** START OF Data for the task **
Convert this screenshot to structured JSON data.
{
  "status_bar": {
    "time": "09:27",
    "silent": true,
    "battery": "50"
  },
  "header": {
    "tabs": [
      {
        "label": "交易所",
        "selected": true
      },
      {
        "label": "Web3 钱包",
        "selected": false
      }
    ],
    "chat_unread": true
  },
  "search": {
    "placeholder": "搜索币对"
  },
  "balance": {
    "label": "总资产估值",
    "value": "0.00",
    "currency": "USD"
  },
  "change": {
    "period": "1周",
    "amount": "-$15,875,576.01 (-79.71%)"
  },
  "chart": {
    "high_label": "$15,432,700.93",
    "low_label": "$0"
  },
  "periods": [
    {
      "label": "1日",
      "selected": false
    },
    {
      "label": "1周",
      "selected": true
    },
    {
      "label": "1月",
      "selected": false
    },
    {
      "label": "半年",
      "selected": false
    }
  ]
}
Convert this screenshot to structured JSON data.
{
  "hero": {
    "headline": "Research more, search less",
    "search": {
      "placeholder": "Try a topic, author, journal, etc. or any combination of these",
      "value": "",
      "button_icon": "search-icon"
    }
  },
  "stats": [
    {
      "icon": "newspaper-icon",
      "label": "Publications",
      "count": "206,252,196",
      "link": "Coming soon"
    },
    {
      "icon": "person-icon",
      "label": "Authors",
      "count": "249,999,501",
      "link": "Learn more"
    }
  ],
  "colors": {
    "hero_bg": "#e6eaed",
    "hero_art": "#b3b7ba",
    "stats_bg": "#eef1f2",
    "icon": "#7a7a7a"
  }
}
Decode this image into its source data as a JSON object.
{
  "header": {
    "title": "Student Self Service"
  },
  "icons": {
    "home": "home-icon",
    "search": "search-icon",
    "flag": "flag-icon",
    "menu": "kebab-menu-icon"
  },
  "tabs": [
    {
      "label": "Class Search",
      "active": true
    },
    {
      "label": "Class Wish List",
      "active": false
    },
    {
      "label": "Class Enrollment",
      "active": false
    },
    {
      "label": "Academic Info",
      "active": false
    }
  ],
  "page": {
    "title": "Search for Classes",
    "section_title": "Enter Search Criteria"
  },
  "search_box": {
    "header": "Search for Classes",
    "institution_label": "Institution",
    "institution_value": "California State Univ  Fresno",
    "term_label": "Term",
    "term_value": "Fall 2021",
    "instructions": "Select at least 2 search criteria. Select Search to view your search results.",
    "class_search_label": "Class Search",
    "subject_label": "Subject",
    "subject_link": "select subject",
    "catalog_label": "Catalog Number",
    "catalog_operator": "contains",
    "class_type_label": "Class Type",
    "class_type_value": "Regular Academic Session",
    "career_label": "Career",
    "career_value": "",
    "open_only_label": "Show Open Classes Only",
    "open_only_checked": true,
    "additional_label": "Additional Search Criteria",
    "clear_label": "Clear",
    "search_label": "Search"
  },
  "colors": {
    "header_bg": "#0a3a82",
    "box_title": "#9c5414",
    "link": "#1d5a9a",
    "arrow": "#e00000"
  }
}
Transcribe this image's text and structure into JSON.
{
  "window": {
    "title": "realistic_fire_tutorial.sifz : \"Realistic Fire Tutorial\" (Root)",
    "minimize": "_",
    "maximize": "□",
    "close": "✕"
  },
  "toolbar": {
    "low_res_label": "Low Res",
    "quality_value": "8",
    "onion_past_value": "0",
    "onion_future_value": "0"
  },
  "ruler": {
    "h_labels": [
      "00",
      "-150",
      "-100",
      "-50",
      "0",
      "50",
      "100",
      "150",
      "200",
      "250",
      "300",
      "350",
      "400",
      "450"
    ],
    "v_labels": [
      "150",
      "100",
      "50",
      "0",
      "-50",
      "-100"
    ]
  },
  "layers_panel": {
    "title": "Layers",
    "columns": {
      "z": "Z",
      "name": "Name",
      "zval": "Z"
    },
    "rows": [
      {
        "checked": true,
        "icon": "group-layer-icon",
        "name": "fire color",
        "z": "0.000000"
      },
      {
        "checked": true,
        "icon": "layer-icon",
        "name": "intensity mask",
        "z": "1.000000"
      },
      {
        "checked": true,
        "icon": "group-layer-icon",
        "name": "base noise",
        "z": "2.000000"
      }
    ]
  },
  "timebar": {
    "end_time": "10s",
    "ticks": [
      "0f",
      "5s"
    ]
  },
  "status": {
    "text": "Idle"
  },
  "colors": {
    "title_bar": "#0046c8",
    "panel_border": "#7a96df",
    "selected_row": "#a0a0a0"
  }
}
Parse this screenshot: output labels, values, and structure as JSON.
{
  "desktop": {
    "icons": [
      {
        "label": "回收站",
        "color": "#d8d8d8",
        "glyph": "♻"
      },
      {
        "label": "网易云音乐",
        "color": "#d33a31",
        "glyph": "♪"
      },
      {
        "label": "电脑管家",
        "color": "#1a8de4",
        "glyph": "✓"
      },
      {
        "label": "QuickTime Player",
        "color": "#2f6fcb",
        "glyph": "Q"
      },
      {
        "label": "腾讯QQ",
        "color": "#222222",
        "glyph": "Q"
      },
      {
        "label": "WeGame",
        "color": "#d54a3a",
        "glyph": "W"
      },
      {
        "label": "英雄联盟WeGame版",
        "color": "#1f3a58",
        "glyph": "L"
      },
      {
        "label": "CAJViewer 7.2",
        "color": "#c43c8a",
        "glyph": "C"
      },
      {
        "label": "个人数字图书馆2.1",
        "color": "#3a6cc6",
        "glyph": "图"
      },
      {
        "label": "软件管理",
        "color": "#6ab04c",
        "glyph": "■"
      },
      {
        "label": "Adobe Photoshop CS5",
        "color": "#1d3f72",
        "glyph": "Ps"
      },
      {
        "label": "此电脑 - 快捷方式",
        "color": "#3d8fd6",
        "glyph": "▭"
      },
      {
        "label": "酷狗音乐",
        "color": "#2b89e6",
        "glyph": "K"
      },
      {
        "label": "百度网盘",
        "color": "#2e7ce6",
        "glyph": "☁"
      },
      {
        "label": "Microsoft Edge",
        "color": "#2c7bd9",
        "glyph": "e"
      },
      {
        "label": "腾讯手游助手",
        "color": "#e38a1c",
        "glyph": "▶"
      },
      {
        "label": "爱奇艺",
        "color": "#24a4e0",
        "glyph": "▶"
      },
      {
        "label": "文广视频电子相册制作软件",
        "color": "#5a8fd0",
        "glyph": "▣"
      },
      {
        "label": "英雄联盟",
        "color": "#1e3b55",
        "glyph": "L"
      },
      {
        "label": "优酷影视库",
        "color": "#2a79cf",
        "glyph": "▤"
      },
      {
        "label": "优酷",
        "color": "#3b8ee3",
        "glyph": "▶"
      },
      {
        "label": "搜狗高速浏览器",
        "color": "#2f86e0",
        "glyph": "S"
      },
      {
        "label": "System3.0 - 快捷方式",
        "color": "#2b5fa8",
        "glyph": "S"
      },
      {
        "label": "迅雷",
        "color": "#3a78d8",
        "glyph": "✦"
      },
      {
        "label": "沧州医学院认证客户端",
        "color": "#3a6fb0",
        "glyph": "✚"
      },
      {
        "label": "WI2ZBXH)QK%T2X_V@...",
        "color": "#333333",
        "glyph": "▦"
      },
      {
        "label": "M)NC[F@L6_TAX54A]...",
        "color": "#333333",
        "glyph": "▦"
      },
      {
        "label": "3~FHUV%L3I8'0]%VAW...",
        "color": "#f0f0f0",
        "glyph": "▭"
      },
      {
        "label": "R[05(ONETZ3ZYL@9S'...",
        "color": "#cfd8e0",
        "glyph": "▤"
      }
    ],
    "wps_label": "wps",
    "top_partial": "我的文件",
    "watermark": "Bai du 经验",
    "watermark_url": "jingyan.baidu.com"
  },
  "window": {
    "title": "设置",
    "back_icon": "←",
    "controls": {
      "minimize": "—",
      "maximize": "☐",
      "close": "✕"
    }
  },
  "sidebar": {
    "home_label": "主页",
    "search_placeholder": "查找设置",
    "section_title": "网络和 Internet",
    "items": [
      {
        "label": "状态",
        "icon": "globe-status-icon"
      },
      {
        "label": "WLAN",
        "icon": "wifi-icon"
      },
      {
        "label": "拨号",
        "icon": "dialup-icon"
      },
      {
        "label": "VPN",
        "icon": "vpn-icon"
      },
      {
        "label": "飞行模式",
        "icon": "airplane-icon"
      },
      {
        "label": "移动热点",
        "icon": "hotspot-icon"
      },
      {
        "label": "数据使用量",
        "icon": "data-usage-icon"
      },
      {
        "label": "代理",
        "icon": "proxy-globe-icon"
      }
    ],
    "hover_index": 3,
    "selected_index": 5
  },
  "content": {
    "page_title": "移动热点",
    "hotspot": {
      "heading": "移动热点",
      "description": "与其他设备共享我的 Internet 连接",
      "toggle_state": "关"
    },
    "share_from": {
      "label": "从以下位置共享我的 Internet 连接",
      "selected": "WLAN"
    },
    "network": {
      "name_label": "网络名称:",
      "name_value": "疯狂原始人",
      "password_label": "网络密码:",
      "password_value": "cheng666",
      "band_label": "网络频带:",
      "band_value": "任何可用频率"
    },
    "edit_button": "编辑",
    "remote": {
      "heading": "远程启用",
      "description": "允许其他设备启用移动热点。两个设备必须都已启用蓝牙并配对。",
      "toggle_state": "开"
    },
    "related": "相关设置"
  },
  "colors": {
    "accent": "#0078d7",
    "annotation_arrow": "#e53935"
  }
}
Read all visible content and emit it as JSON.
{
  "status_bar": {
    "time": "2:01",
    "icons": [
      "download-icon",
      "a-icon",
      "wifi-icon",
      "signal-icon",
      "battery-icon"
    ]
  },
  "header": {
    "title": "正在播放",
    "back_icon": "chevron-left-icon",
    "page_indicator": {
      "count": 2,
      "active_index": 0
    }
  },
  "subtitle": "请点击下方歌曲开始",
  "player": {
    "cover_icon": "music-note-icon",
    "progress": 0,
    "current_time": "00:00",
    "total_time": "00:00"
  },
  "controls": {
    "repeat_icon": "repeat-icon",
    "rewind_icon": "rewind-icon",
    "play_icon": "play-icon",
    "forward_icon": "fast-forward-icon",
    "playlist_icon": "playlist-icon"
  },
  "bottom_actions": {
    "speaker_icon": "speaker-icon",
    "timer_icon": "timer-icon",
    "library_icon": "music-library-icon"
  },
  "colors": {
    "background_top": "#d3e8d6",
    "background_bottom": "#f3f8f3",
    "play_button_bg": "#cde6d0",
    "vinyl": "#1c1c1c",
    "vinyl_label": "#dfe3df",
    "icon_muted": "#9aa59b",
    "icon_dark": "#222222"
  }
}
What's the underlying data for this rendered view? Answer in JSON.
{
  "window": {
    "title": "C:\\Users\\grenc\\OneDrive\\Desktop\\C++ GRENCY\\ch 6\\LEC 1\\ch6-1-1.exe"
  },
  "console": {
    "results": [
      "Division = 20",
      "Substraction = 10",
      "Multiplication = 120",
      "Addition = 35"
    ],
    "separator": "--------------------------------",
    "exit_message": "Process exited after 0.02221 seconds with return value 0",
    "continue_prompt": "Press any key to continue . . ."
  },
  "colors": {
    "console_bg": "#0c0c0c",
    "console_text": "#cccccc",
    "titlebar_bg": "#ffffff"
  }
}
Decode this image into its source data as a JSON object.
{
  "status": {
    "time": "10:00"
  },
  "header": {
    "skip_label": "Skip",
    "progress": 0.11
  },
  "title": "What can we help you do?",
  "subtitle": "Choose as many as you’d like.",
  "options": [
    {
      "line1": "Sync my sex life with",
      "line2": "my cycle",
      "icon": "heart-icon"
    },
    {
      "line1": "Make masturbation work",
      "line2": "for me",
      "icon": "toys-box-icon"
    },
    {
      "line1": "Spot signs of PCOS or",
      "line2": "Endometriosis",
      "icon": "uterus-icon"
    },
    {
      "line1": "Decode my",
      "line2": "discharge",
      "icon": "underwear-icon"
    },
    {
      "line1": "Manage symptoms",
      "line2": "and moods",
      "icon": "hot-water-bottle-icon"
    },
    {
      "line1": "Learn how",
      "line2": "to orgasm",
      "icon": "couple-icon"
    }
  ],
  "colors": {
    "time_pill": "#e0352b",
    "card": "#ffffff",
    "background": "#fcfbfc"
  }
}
** END OF Data for the task **
▸ Direction:
Report only a number: how many lines in the material above contain the string "more".

▸ Response to this task:
2